PERGUNTAS A RESPONDER -
A - Reproduza fielmente o trecho do texto sobre a Cidade Administrativa que vai de "Lembro-me disso diante" a "melhores empresas privadas.".
B - Dê a continuação do texto sobre a Cidade Administrativa, começando logo após a última frase apresentada.

TEXTO DO DOCUMENTO -
• • • • • • •
Lembro-me disso diante da nova obra de Oscar Niemeyer.
A Cidade Administrativa
Presidente Tancredo Neves é
composta por cinco edifícios,
encomendados pelo governador Aécio Neves para reunir no
extremo norte de Belo Horizonte mais de 40 órgãos estaduais. São três motivos alegados: induzir o desenvolvimento
da região, diminuir despesas
(principalmente aluguéis) e facilitar a gestão com a convivência entre funcionários.
À primeira vista, principalmente se observado por dentro,
tudo é uma maravilha: os móveis são novos, os equipamentos, sofisticados, e os espaços,
confortáveis -como nas melhores empresas privadas.
Contudo, do ponto de vista
arquitetônico não há novidade.
• • • • • • •
(Entradas armazenadas)
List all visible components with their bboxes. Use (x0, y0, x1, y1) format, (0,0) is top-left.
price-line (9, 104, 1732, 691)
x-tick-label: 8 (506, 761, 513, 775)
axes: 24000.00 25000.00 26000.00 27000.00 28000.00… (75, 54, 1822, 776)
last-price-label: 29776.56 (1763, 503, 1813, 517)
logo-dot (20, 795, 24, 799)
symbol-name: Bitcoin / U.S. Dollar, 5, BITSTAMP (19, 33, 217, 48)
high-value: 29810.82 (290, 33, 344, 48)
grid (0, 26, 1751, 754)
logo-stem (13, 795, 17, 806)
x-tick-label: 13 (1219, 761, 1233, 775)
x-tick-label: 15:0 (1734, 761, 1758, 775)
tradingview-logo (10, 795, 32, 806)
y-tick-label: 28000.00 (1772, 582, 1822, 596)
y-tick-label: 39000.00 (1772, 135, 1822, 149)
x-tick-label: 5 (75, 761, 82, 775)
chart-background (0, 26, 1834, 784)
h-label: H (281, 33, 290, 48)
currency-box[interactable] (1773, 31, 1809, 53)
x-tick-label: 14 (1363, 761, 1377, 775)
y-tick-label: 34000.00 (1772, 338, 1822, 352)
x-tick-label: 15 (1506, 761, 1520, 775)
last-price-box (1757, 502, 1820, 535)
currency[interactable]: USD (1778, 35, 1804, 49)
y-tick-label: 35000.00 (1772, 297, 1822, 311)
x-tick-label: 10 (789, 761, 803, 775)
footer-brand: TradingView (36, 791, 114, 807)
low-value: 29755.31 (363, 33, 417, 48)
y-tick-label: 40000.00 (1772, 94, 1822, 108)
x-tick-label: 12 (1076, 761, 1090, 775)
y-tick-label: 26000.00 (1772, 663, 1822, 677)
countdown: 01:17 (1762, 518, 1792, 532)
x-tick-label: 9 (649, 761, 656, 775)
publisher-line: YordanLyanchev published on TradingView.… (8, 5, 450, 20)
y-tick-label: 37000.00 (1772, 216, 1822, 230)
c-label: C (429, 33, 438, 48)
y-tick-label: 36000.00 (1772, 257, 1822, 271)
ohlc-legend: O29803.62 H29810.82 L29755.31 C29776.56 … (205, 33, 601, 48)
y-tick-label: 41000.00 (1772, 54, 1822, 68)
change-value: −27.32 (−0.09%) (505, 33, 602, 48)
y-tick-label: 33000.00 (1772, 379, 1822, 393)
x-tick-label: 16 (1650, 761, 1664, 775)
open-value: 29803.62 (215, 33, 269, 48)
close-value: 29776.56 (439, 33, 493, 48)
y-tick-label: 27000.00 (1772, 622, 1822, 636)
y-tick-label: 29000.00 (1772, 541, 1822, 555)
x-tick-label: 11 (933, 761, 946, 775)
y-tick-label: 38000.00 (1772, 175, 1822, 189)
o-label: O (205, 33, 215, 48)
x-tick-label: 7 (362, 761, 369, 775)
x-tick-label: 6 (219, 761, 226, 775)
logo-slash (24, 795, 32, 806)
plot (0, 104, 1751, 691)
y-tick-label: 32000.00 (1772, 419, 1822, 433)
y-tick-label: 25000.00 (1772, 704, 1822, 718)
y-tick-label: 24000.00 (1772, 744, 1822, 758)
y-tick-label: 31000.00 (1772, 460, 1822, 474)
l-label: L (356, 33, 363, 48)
• • • • • • •
RESPOSTAS POR ITEM -
A -
Lembro-me disso diante da nova obra de Oscar Niemeyer.
A Cidade Administrativa
Presidente Tancredo Neves é
composta por cinco edifícios,
encomendados pelo governador Aécio Neves para reunir no
extremo norte de Belo Horizonte mais de 40 órgãos estaduais. São três motivos alegados: induzir o desenvolvimento
da região, diminuir despesas
(principalmente aluguéis) e facilitar a gestão com a convivência entre funcionários.
À primeira vista, principalmente se observado por dentro,
tudo é uma maravilha: os móveis são novos, os equipamentos, sofisticados, e os espaços,
confortáveis -como nas melhores empresas privadas.

B -
O prédio mais imponente abriga o gabinete do governador. É
um edifício envidraçado de
quatro andares que fica pendurado por estrutura externa.
Com mais graça, tal solução foi
utilizada por Niemeyer há 40
anos para uma editora na Itália.
Louvando o novo prédio, o
arquiteto e o calculista afirmam que ele é "o maior edifício
suspenso do mundo". E daí?
Eles se vangloriam como se o
ineditismo técnico fosse de suma importância para o futuro
da humanidade.
Gastando energia em retórica desgastada, Niemeyer deixa
de lado questões atuais como a
eficiência energética -o complexo tem a maior área de vidros da América Latina. Fachadas envidraçadas voltadas para
as faces ensolaradas, por exemplo, é um erro primário que exigirá mais energia do ar-condicionado. Os dois edifícios maiores são destinados às secretarias. Gêmeos, eles são gigantescos e curvos -e também foram
retirados das "gavetas" do arquiteto. Eles têm proporção semelhante de um hotel em Petrópolis, desenhado em 1950.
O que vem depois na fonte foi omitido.